Challenge:
Find the string "månad" and gather every line that holds it.

[Records from a collection]
— Begin —

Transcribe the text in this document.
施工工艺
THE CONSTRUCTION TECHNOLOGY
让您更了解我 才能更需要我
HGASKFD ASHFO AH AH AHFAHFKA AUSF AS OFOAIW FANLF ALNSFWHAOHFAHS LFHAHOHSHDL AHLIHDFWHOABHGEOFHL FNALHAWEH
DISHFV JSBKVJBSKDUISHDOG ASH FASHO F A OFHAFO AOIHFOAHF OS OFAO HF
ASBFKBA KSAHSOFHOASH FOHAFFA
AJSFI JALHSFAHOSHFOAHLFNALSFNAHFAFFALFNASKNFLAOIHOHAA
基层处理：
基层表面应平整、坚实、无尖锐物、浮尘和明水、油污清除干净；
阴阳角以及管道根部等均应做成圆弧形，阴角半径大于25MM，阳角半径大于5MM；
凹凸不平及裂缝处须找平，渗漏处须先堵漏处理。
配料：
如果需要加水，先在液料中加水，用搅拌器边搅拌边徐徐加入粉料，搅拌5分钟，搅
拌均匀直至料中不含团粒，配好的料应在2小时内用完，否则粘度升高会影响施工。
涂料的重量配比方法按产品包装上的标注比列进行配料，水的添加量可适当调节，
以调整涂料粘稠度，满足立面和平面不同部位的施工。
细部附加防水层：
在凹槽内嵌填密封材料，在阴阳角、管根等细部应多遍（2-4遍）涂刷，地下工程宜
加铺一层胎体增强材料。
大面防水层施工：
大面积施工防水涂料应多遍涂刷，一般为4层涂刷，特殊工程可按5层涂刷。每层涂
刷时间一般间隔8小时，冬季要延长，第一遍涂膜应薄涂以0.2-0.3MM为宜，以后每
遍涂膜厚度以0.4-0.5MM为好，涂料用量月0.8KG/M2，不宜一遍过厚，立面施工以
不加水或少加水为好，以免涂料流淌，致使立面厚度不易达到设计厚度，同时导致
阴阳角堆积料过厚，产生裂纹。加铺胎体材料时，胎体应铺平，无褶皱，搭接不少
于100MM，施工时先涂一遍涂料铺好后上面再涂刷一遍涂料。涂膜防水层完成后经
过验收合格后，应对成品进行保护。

— End —
— Begin —

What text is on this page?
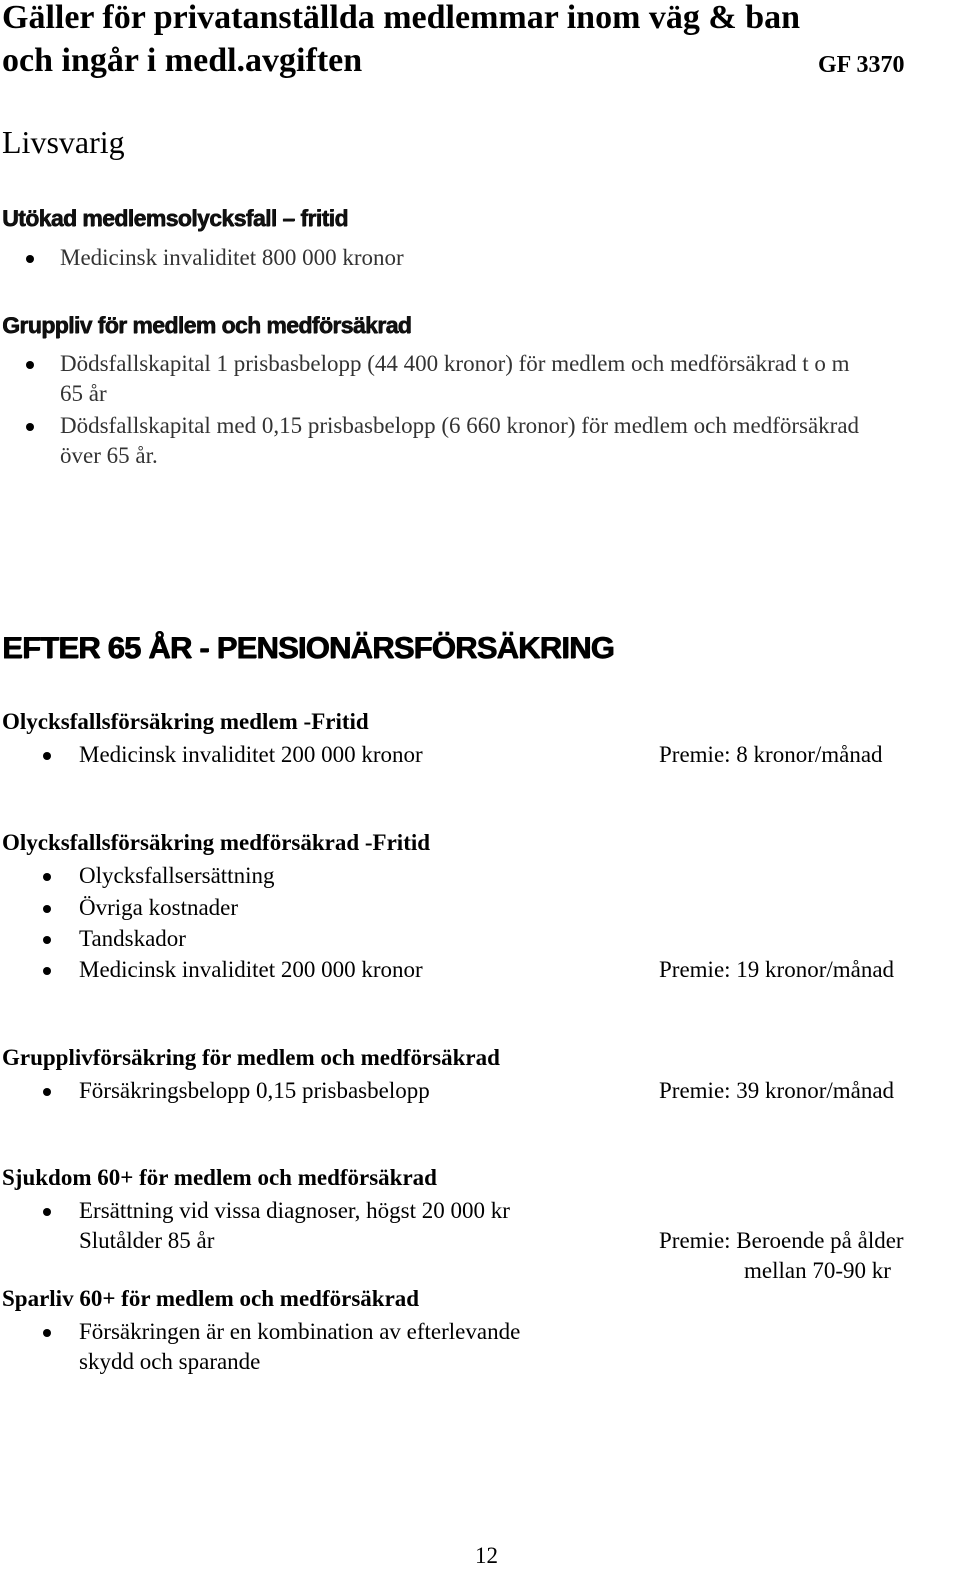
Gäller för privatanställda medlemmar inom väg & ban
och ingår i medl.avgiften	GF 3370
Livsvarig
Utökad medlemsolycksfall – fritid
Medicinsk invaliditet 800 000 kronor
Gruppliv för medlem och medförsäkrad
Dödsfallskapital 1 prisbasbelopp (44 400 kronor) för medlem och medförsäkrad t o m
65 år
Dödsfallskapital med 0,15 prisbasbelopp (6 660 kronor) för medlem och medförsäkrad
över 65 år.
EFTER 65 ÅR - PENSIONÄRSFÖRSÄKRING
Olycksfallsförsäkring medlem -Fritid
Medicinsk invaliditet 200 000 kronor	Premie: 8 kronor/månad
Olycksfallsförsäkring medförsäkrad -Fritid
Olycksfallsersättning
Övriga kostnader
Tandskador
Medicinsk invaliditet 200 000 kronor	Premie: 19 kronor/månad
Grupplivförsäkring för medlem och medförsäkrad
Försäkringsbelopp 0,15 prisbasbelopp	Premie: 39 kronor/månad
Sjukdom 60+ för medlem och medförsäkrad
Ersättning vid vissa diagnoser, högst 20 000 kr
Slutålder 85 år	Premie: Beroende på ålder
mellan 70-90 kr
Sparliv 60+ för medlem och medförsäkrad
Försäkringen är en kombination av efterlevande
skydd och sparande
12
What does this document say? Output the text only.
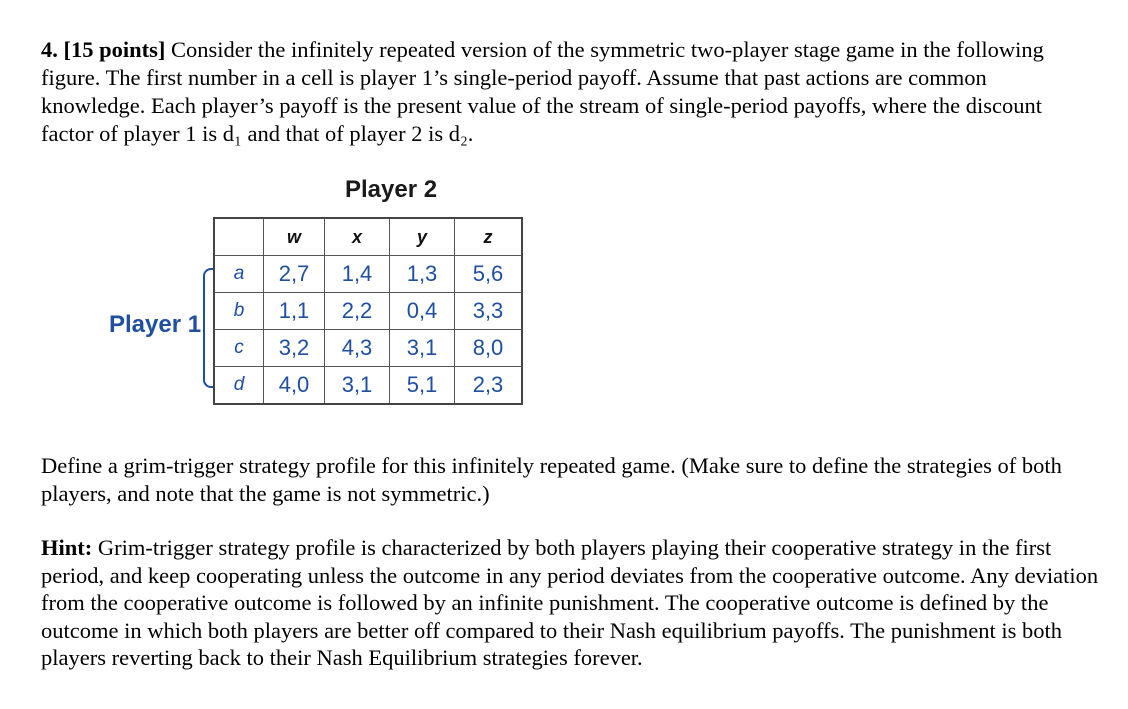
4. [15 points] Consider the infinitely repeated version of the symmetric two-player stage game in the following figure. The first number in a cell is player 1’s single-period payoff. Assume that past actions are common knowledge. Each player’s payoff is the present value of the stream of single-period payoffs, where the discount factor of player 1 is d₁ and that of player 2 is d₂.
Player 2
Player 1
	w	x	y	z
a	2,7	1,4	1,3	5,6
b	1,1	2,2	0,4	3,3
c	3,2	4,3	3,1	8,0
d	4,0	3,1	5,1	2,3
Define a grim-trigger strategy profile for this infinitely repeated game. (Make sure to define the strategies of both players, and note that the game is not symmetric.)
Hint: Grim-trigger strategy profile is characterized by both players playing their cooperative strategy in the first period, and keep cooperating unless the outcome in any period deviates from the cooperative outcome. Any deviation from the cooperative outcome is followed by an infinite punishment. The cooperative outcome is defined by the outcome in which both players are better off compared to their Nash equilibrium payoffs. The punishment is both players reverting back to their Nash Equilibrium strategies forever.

— End —

Reply to the task:
Medicinsk invaliditet 200 000 kronor	Premie: 8 kronor/månad
Medicinsk invaliditet 200 000 kronor	Premie: 19 kronor/månad
Försäkringsbelopp 0,15 prisbasbelopp	Premie: 39 kronor/månad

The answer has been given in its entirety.